*EXERCISE GOAL*
Which lines in the records below contain the word "Benchmark"? Copy each one.

● ● ●

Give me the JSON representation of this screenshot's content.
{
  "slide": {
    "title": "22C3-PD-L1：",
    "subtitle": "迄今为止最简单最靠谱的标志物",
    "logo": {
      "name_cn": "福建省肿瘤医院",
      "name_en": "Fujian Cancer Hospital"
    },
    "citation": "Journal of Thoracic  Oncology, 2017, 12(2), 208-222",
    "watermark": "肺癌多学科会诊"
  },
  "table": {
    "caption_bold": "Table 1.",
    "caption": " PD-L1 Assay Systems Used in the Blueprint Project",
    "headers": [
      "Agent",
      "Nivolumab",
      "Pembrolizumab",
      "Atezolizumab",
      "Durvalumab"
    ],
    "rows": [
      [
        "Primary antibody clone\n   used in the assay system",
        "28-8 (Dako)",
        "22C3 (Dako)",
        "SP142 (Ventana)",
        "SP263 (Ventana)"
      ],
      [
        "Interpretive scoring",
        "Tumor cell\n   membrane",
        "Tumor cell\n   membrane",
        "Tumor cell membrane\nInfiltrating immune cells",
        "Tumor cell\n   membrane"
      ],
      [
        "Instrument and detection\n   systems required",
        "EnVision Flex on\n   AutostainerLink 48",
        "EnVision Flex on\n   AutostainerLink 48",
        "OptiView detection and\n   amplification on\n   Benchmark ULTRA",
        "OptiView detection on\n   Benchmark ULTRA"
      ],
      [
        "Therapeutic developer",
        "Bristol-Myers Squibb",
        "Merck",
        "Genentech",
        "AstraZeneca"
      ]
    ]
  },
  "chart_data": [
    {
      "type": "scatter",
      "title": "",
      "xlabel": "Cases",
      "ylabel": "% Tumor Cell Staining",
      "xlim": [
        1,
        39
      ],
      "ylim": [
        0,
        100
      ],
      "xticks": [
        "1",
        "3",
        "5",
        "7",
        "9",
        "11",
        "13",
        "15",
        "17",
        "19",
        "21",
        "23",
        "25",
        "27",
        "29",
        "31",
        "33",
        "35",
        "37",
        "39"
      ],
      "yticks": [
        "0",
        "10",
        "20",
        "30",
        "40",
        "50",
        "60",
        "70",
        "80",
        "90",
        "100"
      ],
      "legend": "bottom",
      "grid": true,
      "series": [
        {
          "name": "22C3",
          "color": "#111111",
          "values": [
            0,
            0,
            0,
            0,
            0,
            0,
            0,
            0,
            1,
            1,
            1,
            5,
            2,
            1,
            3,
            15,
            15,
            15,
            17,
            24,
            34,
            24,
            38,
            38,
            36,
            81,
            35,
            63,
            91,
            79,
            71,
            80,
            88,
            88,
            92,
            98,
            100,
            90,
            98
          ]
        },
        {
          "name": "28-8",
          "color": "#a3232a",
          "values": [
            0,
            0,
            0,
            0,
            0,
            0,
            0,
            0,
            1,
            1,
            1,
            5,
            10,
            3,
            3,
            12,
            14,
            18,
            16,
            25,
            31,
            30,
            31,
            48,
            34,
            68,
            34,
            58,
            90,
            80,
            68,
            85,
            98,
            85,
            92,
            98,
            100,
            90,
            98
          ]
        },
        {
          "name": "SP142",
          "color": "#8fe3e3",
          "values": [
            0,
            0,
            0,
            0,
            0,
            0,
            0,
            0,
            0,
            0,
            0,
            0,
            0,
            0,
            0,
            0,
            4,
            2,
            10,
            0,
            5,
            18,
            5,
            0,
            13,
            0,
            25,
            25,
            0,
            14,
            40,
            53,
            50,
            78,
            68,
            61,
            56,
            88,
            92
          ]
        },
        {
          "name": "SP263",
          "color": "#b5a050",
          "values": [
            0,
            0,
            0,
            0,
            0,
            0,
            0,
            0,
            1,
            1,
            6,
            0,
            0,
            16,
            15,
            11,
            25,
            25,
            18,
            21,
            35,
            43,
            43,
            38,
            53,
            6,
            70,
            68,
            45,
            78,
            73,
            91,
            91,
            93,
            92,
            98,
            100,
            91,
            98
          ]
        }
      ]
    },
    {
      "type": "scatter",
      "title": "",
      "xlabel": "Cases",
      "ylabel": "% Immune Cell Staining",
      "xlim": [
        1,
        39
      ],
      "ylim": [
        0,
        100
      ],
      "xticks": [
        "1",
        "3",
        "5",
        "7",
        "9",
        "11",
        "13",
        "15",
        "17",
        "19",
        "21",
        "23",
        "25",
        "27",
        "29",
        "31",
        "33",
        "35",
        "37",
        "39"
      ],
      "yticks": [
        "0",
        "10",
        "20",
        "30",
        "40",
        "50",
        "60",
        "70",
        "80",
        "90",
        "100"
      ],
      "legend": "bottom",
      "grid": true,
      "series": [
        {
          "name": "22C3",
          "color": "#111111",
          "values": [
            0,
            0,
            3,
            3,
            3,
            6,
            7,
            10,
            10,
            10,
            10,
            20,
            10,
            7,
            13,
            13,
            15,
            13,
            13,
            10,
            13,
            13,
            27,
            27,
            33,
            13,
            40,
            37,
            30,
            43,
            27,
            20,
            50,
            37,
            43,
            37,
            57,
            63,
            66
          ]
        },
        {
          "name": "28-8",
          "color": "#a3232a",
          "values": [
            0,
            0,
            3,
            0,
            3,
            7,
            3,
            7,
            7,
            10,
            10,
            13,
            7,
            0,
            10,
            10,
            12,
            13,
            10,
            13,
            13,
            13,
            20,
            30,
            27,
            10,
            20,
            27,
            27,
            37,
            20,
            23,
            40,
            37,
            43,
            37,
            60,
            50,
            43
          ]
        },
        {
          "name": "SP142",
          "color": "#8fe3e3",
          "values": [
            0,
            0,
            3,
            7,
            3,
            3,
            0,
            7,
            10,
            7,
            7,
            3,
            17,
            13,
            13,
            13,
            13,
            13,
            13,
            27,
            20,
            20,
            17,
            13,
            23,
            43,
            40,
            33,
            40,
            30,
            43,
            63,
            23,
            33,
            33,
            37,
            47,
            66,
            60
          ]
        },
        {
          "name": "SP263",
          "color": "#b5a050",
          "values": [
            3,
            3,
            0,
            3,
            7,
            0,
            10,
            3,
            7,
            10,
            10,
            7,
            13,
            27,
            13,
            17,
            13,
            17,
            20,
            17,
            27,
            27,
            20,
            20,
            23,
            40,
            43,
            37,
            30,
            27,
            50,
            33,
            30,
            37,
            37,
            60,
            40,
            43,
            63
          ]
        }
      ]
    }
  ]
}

● ● ●

*EXERCISE RESULT*
        "OptiView detection and\n   amplification on\n   Benchmark ULTRA",
        "OptiView detection on\n   Benchmark ULTRA"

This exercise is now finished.